— TEXT TO READ —

========

Re: x86/mce/therm_throt incorrect THERM_STATUS_CLEAR_CORE_MASK?

From: Arnd Bergmann
Date: Thu Jun 02 2022 - 12:18:31 EST


On Thu, Jun 2, 2022 at 5:52 PM srinivas pandruvada
<srinivas.pandruvada@xxxxxxxxxxxxxxx> wrote:
>
> On Thu, 2022-06-02 at 11:19 +0200, Arnd Bergmann wrote:
> > I have a Xeon W-2265 (family 6, model 85, stepping 7) that started
> > constantly spewing messages from the therm_throt driver after one
> > core overheated:
> >
> I think this is a Cascade Lake system. Have you tried the latest micro-
> code?

Thanks for your quick reply. I have installed the latest microcode 0x5003302
now (manually, because the version provided by the distro was still using
version 0x5003102).

After that, I tried writing the value 0x2a80 from userspace, and
that did not cause a trap, so I assume that fixed it.

It's hard to be sure, as the system has only run into the broken
state twice during its life, and now it's fine. I'll reply here if it
ever comes back with the new microcode.

Thanks a lot!

Arnd

========

— MATERIAL SUPPLIED —
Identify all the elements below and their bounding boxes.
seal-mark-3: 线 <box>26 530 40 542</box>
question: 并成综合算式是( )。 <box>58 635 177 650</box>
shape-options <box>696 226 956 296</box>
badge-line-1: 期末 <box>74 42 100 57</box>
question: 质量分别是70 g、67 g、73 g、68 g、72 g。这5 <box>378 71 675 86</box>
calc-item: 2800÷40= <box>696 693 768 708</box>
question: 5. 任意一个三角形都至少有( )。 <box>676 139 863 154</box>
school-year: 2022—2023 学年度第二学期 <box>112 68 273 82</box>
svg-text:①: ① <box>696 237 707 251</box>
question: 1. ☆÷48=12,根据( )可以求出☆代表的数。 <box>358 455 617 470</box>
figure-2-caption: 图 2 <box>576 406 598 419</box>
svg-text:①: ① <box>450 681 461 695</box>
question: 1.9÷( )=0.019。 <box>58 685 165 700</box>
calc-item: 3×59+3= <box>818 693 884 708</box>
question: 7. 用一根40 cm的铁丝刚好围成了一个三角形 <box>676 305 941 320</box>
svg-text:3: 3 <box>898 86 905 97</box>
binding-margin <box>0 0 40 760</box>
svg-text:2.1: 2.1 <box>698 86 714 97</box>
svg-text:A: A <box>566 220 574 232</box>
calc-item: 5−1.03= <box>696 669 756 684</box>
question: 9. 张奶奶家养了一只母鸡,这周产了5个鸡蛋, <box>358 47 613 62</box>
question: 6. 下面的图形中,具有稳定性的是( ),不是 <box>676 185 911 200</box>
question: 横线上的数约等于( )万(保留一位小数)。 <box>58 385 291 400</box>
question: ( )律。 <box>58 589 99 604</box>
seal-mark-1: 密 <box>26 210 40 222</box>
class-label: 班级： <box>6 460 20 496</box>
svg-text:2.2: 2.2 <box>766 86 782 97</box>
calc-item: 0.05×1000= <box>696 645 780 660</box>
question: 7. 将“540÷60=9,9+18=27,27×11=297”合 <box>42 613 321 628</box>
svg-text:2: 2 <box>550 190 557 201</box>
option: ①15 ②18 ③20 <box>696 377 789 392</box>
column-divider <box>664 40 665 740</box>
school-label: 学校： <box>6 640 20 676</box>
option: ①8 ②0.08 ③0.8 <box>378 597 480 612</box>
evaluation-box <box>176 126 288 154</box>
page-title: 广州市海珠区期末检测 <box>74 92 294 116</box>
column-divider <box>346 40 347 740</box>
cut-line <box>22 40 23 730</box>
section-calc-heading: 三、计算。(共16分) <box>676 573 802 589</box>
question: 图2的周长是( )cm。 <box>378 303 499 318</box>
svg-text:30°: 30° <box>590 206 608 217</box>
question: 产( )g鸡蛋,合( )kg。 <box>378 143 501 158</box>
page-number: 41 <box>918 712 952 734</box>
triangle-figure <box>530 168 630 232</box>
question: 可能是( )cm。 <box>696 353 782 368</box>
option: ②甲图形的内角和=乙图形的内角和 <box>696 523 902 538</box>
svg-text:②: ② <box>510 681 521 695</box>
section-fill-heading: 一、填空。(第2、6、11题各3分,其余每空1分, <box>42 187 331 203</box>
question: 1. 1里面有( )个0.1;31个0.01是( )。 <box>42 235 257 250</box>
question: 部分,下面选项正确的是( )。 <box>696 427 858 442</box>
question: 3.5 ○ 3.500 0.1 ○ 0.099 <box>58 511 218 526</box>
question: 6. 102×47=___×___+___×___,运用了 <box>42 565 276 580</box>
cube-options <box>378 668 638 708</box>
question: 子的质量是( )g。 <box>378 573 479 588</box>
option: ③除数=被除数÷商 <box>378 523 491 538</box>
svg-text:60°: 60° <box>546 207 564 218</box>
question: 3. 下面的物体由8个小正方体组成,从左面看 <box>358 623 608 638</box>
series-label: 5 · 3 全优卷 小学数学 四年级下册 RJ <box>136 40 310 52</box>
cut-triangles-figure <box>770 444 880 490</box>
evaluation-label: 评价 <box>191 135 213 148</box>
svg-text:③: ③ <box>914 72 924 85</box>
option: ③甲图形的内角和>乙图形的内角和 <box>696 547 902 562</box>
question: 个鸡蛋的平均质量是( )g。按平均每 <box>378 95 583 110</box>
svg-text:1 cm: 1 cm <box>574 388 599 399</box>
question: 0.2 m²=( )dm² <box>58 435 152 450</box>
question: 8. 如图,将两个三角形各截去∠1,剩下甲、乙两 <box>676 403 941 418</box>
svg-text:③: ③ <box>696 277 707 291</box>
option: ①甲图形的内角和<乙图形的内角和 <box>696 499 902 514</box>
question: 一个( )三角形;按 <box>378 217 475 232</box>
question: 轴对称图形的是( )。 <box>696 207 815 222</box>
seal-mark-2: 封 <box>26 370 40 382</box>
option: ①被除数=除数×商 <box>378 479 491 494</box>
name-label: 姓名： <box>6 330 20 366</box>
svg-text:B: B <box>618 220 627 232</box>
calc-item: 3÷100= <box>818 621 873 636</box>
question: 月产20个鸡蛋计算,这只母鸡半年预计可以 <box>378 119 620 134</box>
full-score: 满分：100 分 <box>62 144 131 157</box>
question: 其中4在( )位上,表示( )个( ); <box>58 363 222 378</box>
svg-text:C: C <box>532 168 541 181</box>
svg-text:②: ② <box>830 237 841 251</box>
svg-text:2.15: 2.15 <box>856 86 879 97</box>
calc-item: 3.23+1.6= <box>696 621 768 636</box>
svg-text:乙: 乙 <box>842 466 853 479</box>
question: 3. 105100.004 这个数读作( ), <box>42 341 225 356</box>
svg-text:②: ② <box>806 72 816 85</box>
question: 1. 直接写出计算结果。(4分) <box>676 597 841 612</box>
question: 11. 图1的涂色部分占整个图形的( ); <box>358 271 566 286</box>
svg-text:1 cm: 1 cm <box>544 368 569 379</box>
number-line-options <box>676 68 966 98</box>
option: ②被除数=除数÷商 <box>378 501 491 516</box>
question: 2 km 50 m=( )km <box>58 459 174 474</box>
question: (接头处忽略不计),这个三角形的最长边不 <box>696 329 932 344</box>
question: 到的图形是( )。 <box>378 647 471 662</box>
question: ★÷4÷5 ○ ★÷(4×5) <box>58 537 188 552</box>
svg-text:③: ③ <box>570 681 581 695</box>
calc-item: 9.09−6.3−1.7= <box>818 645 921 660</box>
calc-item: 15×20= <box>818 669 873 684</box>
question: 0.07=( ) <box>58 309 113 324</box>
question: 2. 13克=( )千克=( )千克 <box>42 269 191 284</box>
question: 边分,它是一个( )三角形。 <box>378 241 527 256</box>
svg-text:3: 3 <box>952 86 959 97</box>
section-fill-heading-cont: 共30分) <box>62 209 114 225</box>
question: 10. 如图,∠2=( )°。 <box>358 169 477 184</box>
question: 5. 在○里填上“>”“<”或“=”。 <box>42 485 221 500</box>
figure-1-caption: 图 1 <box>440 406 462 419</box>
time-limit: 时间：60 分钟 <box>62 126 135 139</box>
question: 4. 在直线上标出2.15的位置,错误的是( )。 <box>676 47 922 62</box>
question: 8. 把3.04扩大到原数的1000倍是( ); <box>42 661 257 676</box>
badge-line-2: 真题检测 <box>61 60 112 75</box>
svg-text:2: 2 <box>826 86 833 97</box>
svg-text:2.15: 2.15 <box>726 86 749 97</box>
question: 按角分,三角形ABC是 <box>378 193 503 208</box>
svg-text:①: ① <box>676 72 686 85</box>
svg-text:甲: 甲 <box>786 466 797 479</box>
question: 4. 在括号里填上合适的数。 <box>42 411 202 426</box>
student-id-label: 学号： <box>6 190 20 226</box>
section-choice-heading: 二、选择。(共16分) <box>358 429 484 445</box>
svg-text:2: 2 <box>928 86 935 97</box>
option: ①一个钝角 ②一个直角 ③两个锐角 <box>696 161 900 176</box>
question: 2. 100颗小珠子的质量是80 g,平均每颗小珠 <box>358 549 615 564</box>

========

— PROBLEM REQUIREMENTS —
Answer these from the reply about the therm_throt driver messages:
(a) Which processor does the writer have?
(b) Which microcode version did the distro provide, and which version did the writer install?
(c) What value did the writer write from userspace without causing a trap?

— FULL SOLUTION —
(a) A Xeon W-2265 (family 6, model 85, stepping 7).
(b) The distro provided 0x5003102, and the writer installed 0x5003302.
(c) 0x2a80.